start

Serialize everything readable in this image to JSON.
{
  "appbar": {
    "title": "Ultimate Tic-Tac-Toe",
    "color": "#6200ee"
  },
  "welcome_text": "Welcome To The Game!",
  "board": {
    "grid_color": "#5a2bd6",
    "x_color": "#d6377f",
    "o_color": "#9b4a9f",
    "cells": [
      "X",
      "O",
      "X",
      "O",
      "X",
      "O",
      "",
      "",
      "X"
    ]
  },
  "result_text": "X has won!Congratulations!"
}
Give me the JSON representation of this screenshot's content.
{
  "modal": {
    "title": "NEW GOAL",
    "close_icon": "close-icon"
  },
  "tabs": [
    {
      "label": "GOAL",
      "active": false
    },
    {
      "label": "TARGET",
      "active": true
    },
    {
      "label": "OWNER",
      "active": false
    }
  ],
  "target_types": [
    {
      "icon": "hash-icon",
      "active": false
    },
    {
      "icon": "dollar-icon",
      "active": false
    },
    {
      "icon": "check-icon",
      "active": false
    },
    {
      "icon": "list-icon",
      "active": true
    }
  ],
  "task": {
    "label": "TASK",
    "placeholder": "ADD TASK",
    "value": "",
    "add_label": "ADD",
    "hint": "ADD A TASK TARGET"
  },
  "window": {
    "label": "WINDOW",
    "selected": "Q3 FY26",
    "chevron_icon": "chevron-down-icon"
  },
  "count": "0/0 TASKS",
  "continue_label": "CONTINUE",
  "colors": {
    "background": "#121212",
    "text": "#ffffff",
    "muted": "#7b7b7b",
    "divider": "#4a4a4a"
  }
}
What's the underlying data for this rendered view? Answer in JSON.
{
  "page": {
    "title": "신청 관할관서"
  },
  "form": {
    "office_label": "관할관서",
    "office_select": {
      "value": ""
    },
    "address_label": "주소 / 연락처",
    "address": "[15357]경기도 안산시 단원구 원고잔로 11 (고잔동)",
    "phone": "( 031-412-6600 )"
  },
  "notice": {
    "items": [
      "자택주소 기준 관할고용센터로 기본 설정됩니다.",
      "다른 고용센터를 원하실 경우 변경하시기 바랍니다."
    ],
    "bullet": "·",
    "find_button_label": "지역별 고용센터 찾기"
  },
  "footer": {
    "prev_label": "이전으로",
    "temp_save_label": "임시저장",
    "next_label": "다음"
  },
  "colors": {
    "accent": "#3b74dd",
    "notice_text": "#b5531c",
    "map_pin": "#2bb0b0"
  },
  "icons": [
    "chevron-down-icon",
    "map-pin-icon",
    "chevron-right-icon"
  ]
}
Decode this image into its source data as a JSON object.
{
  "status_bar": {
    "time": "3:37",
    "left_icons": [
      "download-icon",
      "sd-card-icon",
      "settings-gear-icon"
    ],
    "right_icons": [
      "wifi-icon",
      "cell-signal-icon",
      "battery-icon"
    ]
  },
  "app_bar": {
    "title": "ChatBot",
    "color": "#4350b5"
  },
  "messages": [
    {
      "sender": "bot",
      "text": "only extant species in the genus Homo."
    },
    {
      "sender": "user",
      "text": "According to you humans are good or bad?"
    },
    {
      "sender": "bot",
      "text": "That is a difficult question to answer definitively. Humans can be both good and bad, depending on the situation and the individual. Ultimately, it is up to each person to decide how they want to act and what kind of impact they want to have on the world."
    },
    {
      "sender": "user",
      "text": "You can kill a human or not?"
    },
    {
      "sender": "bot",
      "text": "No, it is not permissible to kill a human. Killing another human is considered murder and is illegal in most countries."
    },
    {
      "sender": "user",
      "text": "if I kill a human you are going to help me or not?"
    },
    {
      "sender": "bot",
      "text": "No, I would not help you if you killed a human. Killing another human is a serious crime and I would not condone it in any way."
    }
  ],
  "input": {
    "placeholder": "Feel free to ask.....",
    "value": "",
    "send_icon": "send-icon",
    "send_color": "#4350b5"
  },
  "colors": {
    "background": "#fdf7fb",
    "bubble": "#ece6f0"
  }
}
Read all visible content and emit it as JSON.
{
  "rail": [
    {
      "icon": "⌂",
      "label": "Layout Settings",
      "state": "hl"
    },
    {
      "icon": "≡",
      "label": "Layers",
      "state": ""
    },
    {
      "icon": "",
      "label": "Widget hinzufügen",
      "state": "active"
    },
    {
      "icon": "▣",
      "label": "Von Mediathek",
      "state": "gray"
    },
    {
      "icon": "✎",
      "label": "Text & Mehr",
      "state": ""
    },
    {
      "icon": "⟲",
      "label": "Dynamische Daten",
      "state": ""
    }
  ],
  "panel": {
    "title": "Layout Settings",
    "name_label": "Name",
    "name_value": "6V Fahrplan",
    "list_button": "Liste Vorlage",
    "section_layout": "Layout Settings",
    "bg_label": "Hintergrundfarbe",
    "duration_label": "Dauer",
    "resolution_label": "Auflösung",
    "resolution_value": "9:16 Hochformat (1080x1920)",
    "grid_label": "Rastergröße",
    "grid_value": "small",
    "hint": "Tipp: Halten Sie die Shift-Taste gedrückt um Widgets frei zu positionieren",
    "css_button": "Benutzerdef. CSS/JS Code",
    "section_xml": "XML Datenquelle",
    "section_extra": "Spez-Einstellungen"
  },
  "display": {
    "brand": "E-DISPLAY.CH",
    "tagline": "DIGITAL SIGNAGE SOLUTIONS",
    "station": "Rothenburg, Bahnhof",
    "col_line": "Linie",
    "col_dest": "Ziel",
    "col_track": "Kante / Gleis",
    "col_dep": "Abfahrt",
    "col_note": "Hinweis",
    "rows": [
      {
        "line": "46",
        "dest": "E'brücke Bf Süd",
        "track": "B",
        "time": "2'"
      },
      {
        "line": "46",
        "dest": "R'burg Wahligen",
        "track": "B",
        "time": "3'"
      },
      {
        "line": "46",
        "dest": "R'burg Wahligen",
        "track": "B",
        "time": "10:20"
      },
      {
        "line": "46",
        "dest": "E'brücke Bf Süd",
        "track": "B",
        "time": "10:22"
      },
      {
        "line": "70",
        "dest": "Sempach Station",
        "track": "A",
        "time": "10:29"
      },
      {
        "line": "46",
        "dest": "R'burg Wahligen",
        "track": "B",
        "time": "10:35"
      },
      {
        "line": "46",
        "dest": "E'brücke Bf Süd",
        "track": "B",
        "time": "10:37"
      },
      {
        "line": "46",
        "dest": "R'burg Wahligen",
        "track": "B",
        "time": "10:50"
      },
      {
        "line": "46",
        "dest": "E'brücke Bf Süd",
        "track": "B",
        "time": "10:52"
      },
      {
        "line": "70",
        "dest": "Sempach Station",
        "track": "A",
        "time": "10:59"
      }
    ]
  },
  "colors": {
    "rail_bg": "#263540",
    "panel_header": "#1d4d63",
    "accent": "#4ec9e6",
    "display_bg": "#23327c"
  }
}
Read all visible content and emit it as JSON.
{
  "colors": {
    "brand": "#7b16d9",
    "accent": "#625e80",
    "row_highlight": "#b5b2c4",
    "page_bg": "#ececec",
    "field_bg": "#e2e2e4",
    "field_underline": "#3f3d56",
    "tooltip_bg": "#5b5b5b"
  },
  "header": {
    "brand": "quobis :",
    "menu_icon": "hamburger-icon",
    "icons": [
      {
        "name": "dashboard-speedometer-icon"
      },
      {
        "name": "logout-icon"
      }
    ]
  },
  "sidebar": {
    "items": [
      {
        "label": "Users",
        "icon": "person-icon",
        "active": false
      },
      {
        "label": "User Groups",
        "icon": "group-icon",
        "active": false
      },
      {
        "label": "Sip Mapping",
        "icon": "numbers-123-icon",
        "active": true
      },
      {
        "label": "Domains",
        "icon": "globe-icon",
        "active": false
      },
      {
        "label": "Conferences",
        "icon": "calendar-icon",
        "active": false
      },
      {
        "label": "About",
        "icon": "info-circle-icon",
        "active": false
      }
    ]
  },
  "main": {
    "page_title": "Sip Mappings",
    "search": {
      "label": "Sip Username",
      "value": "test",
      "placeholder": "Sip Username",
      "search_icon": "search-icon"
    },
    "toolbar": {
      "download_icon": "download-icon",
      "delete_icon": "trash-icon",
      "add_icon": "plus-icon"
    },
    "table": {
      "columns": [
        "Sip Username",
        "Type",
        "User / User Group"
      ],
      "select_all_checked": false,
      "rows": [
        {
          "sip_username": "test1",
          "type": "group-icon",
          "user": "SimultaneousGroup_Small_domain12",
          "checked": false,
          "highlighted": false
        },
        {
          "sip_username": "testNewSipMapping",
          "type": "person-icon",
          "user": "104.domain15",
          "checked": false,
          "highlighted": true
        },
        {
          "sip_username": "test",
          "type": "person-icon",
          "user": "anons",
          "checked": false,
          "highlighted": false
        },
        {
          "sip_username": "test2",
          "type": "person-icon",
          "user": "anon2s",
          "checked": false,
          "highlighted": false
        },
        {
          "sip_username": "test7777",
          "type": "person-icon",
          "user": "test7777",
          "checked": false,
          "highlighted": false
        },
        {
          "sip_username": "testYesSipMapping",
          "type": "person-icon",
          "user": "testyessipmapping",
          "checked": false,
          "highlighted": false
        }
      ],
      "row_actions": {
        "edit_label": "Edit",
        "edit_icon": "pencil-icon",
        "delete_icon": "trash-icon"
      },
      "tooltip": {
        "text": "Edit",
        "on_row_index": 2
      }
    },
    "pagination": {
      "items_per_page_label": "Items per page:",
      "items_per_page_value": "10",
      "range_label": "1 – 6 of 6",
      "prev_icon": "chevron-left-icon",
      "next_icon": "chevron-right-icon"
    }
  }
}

end

### Short task
Pick out each line above that includes "Layout" and show it.

### Output
      "label": "Layout Settings",
    "title": "Layout Settings",
    "section_layout": "Layout Settings",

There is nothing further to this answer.